▶ _Stated task_: In the material below, identify each line bearing the word "JSON". Reproduce those lines.
── Working data
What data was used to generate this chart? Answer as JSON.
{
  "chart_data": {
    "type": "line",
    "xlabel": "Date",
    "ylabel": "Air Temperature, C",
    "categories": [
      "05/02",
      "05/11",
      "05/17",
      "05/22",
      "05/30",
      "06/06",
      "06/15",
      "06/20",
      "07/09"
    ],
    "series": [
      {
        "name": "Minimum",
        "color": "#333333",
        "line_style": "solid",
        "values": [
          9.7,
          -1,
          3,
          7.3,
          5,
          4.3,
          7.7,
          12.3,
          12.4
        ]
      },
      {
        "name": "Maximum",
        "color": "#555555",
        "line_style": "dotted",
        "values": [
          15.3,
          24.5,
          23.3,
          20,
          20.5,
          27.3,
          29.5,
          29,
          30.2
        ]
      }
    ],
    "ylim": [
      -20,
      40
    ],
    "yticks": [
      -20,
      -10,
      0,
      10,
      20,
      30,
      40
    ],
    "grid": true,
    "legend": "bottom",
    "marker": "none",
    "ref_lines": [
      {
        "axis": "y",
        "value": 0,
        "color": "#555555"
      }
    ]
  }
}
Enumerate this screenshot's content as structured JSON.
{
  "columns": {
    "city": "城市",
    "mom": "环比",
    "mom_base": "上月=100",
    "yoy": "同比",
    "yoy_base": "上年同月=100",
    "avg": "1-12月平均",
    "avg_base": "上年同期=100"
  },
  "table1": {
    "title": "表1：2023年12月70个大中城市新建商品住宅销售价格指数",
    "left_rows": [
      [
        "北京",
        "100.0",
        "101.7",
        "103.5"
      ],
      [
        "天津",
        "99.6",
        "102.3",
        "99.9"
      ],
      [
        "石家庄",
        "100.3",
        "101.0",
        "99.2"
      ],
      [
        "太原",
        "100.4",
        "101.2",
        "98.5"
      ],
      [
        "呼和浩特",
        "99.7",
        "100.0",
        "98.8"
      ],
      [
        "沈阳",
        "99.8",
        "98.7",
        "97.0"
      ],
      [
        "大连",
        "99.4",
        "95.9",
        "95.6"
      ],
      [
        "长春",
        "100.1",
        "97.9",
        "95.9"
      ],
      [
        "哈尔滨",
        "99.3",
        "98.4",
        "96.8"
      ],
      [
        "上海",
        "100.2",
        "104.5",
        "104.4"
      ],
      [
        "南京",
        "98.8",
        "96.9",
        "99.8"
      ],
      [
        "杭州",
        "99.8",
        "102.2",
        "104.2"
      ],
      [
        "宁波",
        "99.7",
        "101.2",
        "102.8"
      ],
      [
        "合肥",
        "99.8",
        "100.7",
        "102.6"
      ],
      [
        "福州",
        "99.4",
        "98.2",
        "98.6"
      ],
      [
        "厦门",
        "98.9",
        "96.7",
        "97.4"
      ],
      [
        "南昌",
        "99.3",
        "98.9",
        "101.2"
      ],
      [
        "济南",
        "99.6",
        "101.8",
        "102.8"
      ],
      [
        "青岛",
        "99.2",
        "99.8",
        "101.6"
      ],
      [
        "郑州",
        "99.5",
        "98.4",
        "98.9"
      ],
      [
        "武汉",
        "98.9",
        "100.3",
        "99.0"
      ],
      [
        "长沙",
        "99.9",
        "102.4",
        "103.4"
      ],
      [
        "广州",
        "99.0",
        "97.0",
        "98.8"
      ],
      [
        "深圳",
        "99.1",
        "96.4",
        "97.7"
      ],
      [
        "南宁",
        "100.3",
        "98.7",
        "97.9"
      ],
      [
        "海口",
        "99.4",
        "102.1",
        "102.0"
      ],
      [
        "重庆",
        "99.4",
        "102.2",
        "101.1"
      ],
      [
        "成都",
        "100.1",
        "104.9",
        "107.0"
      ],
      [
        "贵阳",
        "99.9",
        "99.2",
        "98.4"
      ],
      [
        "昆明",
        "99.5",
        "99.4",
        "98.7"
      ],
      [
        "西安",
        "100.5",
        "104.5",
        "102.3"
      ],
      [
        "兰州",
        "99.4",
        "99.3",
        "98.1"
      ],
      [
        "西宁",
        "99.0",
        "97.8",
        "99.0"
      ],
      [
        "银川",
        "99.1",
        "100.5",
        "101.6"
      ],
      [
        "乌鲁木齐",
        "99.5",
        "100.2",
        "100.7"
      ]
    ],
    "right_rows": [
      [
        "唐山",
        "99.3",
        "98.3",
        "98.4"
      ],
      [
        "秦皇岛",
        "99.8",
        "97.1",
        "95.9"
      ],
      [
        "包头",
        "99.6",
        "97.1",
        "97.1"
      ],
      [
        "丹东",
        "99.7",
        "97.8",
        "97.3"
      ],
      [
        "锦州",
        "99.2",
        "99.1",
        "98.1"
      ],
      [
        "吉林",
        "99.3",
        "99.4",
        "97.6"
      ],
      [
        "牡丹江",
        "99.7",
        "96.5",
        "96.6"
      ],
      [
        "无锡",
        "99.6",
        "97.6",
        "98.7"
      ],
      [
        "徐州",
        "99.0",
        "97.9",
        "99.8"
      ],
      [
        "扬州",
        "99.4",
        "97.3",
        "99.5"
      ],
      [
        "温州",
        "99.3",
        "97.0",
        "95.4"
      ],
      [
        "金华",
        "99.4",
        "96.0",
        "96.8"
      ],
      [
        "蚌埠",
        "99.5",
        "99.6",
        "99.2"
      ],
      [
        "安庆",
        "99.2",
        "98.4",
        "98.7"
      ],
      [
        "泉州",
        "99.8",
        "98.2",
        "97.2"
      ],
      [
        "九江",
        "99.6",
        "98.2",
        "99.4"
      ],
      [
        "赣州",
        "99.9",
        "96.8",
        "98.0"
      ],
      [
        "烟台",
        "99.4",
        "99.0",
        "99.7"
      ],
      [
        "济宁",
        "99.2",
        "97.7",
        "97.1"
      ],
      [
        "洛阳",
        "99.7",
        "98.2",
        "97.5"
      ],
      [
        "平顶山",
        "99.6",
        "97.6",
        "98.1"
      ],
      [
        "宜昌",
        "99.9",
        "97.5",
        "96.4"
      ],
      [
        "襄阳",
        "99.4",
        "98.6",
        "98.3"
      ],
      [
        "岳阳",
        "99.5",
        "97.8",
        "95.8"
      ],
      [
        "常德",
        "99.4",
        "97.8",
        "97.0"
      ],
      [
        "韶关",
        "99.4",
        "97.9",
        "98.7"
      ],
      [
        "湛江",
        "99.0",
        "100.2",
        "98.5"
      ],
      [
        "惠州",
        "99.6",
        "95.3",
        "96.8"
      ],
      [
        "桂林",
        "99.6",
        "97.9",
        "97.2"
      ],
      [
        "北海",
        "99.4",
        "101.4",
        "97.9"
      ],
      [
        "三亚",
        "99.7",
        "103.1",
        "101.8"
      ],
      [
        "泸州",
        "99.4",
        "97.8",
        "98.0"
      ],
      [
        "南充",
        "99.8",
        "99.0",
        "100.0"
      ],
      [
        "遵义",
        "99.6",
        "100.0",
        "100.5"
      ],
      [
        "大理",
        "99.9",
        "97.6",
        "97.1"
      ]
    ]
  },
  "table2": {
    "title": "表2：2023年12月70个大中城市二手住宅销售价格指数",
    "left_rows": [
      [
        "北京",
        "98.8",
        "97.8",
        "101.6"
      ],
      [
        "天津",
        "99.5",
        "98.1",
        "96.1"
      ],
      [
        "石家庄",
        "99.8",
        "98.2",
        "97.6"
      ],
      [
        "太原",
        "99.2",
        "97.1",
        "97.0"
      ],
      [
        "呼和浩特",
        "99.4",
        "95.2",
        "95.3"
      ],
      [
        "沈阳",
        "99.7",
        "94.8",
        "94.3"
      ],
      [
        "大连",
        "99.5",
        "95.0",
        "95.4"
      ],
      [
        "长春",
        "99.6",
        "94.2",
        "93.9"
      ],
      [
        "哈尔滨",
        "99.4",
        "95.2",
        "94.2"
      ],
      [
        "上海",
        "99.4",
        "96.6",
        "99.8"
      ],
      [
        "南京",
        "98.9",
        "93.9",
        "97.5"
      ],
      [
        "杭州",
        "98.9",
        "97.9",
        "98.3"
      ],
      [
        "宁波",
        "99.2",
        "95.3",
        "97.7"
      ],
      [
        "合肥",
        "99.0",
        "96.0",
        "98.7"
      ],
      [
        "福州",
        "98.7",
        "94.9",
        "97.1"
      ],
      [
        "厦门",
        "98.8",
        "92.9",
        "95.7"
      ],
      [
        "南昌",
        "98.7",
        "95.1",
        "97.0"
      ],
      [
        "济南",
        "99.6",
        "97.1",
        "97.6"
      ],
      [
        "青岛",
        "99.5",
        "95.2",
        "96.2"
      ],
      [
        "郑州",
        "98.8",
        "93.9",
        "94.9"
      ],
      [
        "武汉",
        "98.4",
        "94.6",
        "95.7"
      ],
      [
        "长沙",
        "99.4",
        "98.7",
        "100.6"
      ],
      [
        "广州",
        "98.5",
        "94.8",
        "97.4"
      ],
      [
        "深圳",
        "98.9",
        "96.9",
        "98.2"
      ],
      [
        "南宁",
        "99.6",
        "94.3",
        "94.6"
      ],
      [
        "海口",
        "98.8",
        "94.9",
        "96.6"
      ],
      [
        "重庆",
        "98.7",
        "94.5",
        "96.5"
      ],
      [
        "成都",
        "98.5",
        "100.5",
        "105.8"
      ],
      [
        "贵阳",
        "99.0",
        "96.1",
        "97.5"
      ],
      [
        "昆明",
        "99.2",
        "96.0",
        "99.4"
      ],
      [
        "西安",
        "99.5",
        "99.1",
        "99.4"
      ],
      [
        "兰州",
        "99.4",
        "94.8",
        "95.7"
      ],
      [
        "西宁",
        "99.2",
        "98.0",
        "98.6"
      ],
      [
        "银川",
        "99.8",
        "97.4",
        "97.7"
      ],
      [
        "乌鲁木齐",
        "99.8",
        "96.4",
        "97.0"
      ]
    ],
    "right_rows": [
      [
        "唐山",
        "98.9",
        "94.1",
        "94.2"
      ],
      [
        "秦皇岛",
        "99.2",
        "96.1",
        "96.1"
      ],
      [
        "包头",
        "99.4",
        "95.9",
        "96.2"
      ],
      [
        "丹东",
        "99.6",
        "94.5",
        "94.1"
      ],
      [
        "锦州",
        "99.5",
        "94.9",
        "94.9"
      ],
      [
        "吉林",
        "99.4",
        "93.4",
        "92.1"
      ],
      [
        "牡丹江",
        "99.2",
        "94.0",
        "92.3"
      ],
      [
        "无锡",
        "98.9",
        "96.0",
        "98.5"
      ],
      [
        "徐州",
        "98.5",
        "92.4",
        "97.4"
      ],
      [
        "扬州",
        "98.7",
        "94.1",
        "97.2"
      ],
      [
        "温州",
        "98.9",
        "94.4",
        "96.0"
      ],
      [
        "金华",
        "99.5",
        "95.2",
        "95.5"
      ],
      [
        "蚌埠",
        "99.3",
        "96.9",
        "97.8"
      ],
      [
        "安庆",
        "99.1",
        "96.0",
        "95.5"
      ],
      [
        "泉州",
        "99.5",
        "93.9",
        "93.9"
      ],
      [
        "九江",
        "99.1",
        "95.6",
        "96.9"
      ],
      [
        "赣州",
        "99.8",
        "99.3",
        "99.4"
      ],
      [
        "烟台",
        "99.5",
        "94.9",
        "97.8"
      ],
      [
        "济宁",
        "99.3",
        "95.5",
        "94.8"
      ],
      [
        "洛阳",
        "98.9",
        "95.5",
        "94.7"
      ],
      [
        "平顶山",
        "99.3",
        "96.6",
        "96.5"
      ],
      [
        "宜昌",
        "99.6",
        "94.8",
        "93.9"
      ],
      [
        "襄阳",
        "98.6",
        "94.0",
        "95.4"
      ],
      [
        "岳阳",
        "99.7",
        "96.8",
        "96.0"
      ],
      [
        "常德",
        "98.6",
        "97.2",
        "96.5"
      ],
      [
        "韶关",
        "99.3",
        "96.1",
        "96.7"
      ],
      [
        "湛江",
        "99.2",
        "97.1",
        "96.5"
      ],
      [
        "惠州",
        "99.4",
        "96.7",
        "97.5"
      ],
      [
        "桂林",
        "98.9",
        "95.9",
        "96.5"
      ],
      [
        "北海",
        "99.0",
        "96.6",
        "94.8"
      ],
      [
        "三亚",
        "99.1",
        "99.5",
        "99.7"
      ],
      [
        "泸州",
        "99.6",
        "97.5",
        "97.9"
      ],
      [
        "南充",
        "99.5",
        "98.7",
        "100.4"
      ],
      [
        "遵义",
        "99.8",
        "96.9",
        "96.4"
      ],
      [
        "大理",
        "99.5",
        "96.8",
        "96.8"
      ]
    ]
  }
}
────
▶ _Answer to the task_:
What data was used to generate this chart? Answer as JSON.
Enumerate this screenshot's content as structured JSON.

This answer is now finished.